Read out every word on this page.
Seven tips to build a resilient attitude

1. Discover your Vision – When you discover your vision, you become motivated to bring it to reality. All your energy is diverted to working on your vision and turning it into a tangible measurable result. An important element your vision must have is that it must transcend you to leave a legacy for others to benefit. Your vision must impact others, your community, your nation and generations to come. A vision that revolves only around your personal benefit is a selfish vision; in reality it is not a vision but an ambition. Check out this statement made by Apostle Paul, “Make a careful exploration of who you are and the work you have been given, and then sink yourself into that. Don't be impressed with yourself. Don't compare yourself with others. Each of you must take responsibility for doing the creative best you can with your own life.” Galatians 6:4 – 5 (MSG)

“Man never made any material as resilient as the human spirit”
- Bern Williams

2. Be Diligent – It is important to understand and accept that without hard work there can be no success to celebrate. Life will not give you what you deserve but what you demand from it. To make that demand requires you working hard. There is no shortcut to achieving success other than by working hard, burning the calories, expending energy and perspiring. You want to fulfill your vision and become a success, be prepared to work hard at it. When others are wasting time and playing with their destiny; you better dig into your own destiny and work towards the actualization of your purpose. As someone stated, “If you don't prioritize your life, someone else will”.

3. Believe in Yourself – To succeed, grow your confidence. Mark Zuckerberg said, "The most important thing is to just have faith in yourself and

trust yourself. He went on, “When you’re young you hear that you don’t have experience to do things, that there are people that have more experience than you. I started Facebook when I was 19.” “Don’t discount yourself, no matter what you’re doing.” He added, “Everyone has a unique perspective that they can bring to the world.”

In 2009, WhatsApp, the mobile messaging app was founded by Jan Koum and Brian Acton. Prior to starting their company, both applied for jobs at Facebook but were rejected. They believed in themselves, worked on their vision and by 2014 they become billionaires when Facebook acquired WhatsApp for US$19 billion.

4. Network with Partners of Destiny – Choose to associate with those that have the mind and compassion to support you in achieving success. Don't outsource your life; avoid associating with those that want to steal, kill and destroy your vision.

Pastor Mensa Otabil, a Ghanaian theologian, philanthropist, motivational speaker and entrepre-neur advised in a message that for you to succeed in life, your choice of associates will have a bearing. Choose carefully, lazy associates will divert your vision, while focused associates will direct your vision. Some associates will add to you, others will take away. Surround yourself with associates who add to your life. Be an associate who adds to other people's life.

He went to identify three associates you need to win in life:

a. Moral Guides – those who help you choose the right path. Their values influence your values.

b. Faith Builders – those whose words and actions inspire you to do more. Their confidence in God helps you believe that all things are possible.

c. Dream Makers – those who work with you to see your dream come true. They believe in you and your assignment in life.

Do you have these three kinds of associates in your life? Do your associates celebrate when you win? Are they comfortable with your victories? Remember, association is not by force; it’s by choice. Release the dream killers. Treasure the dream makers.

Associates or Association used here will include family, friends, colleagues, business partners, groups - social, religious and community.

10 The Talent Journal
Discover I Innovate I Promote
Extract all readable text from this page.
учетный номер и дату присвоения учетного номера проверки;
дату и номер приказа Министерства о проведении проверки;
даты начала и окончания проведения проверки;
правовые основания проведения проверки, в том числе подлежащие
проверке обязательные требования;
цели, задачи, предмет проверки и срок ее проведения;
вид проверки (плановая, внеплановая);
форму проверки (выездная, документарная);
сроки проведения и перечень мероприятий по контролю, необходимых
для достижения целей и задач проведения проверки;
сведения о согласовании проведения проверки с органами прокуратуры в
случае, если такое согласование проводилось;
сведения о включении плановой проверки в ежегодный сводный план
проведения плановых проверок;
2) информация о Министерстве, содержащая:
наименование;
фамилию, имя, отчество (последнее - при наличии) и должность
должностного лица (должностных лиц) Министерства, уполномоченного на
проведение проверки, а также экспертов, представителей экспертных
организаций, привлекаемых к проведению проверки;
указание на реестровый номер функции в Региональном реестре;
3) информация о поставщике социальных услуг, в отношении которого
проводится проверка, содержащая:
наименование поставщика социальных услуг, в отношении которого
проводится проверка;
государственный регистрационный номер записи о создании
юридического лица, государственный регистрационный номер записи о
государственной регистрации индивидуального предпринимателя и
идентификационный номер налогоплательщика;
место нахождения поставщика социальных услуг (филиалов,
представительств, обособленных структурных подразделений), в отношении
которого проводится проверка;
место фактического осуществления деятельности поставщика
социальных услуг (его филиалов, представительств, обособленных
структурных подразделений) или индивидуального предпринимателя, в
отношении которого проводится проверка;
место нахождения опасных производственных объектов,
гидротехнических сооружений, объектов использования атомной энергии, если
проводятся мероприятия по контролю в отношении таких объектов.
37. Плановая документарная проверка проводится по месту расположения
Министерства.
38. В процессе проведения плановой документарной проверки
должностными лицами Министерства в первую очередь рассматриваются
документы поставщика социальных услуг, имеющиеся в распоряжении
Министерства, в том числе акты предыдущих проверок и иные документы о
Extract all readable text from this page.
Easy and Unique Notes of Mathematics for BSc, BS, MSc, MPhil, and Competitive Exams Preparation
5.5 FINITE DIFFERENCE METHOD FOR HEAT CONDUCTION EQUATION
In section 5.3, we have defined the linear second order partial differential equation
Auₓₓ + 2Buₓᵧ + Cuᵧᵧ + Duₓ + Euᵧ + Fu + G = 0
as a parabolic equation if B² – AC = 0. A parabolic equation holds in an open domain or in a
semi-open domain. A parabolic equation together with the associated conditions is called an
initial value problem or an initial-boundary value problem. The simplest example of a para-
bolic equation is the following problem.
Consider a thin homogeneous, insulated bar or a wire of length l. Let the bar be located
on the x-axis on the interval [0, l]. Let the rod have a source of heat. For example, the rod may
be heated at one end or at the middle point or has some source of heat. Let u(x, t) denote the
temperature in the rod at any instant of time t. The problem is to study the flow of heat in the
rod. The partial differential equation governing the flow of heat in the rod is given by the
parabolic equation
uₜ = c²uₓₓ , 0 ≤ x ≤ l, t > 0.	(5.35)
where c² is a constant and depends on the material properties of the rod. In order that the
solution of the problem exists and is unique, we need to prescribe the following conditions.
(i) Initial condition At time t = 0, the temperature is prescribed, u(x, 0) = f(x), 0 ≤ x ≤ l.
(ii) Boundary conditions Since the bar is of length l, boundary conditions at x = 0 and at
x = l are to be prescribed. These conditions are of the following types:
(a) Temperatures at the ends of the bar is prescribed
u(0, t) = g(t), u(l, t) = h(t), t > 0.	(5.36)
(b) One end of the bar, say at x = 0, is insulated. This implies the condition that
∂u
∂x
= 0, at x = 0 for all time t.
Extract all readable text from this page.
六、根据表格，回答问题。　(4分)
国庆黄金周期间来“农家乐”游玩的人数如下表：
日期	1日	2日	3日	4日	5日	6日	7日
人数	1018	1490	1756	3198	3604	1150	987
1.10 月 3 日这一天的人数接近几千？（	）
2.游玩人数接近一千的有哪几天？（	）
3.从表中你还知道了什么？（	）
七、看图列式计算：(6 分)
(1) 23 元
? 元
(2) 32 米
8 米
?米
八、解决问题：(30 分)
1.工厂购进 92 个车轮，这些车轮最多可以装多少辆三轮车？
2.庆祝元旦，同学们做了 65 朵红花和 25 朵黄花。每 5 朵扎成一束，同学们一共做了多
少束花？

WHAT YOU WILL DO = Please reproduce each record precisely as written.

RESPONSE BELOW =
Read out every word on this page.
Seven tips to build a resilient attitude

1. Discover your Vision – When you discover your vision, you become motivated to bring it to reality. All your energy is diverted to working on your vision and turning it into a tangible measurable result. An important element your vision must have is that it must transcend you to leave a legacy for others to benefit. Your vision must impact others, your community, your nation and generations to come. A vision that revolves only around your personal benefit is a selfish vision; in reality it is not a vision but an ambition. Check out this statement made by Apostle Paul, “Make a careful exploration of who you are and the work you have been given, and then sink yourself into that. Don't be impressed with yourself. Don't compare yourself with others. Each of you must take responsibility for doing the creative best you can with your own life.” Galatians 6:4 – 5 (MSG)

“Man never made any material as resilient as the human spirit”
- Bern Williams

2. Be Diligent – It is important to understand and accept that without hard work there can be no success to celebrate. Life will not give you what you deserve but what you demand from it. To make that demand requires you working hard. There is no shortcut to achieving success other than by working hard, burning the calories, expending energy and perspiring. You want to fulfill your vision and become a success, be prepared to work hard at it. When others are wasting time and playing with their destiny; you better dig into your own destiny and work towards the actualization of your purpose. As someone stated, “If you don't prioritize your life, someone else will”.

3. Believe in Yourself – To succeed, grow your confidence. Mark Zuckerberg said, "The most important thing is to just have faith in yourself and

trust yourself. He went on, “When you’re young you hear that you don’t have experience to do things, that there are people that have more experience than you. I started Facebook when I was 19.” “Don’t discount yourself, no matter what you’re doing.” He added, “Everyone has a unique perspective that they can bring to the world.”

In 2009, WhatsApp, the mobile messaging app was founded by Jan Koum and Brian Acton. Prior to starting their company, both applied for jobs at Facebook but were rejected. They believed in themselves, worked on their vision and by 2014 they become billionaires when Facebook acquired WhatsApp for US$19 billion.

4. Network with Partners of Destiny – Choose to associate with those that have the mind and compassion to support you in achieving success. Don't outsource your life; avoid associating with those that want to steal, kill and destroy your vision.

Pastor Mensa Otabil, a Ghanaian theologian, philanthropist, motivational speaker and entrepre-neur advised in a message that for you to succeed in life, your choice of associates will have a bearing. Choose carefully, lazy associates will divert your vision, while focused associates will direct your vision. Some associates will add to you, others will take away. Surround yourself with associates who add to your life. Be an associate who adds to other people's life.

He went to identify three associates you need to win in life:

a. Moral Guides – those who help you choose the right path. Their values influence your values.

b. Faith Builders – those whose words and actions inspire you to do more. Their confidence in God helps you believe that all things are possible.

c. Dream Makers – those who work with you to see your dream come true. They believe in you and your assignment in life.

Do you have these three kinds of associates in your life? Do your associates celebrate when you win? Are they comfortable with your victories? Remember, association is not by force; it’s by choice. Release the dream killers. Treasure the dream makers.

Associates or Association used here will include family, friends, colleagues, business partners, groups - social, religious and community.

10 The Talent Journal
Discover I Innovate I Promote
Extract all readable text from this page.
учетный номер и дату присвоения учетного номера проверки;
дату и номер приказа Министерства о проведении проверки;
даты начала и окончания проведения проверки;
правовые основания проведения проверки, в том числе подлежащие
проверке обязательные требования;
цели, задачи, предмет проверки и срок ее проведения;
вид проверки (плановая, внеплановая);
форму проверки (выездная, документарная);
сроки проведения и перечень мероприятий по контролю, необходимых
для достижения целей и задач проведения проверки;
сведения о согласовании проведения проверки с органами прокуратуры в
случае, если такое согласование проводилось;
сведения о включении плановой проверки в ежегодный сводный план
проведения плановых проверок;
2) информация о Министерстве, содержащая:
наименование;
фамилию, имя, отчество (последнее - при наличии) и должность
должностного лица (должностных лиц) Министерства, уполномоченного на
проведение проверки, а также экспертов, представителей экспертных
организаций, привлекаемых к проведению проверки;
указание на реестровый номер функции в Региональном реестре;
3) информация о поставщике социальных услуг, в отношении которого
проводится проверка, содержащая:
наименование поставщика социальных услуг, в отношении которого
проводится проверка;
государственный регистрационный номер записи о создании
юридического лица, государственный регистрационный номер записи о
государственной регистрации индивидуального предпринимателя и
идентификационный номер налогоплательщика;
место нахождения поставщика социальных услуг (филиалов,
представительств, обособленных структурных подразделений), в отношении
которого проводится проверка;
место фактического осуществления деятельности поставщика
социальных услуг (его филиалов, представительств, обособленных
структурных подразделений) или индивидуального предпринимателя, в
отношении которого проводится проверка;
место нахождения опасных производственных объектов,
гидротехнических сооружений, объектов использования атомной энергии, если
проводятся мероприятия по контролю в отношении таких объектов.
37. Плановая документарная проверка проводится по месту расположения
Министерства.
38. В процессе проведения плановой документарной проверки
должностными лицами Министерства в первую очередь рассматриваются
документы поставщика социальных услуг, имеющиеся в распоряжении
Министерства, в том числе акты предыдущих проверок и иные документы о
Extract all readable text from this page.
Easy and Unique Notes of Mathematics for BSc, BS, MSc, MPhil, and Competitive Exams Preparation
5.5 FINITE DIFFERENCE METHOD FOR HEAT CONDUCTION EQUATION
In section 5.3, we have defined the linear second order partial differential equation
Auₓₓ + 2Buₓᵧ + Cuᵧᵧ + Duₓ + Euᵧ + Fu + G = 0
as a parabolic equation if B² – AC = 0. A parabolic equation holds in an open domain or in a
semi-open domain. A parabolic equation together with the associated conditions is called an
initial value problem or an initial-boundary value problem. The simplest example of a para-
bolic equation is the following problem.
Consider a thin homogeneous, insulated bar or a wire of length l. Let the bar be located
on the x-axis on the interval [0, l]. Let the rod have a source of heat. For example, the rod may
be heated at one end or at the middle point or has some source of heat. Let u(x, t) denote the
temperature in the rod at any instant of time t. The problem is to study the flow of heat in the
rod. The partial differential equation governing the flow of heat in the rod is given by the
parabolic equation
uₜ = c²uₓₓ , 0 ≤ x ≤ l, t > 0.	(5.35)
where c² is a constant and depends on the material properties of the rod. In order that the
solution of the problem exists and is unique, we need to prescribe the following conditions.
(i) Initial condition At time t = 0, the temperature is prescribed, u(x, 0) = f(x), 0 ≤ x ≤ l.
(ii) Boundary conditions Since the bar is of length l, boundary conditions at x = 0 and at
x = l are to be prescribed. These conditions are of the following types:
(a) Temperatures at the ends of the bar is prescribed
u(0, t) = g(t), u(l, t) = h(t), t > 0.	(5.36)
(b) One end of the bar, say at x = 0, is insulated. This implies the condition that
∂u
∂x
= 0, at x = 0 for all time t.
Extract all readable text from this page.
六、根据表格，回答问题。　(4分)
国庆黄金周期间来“农家乐”游玩的人数如下表：
日期	1日	2日	3日	4日	5日	6日	7日
人数	1018	1490	1756	3198	3604	1150	987
1.10 月 3 日这一天的人数接近几千？（	）
2.游玩人数接近一千的有哪几天？（	）
3.从表中你还知道了什么？（	）
七、看图列式计算：(6 分)
(1) 23 元
? 元
(2) 32 米
8 米
?米
八、解决问题：(30 分)
1.工厂购进 92 个车轮，这些车轮最多可以装多少辆三轮车？
2.庆祝元旦，同学们做了 65 朵红花和 25 朵黄花。每 5 朵扎成一束，同学们一共做了多
少束花？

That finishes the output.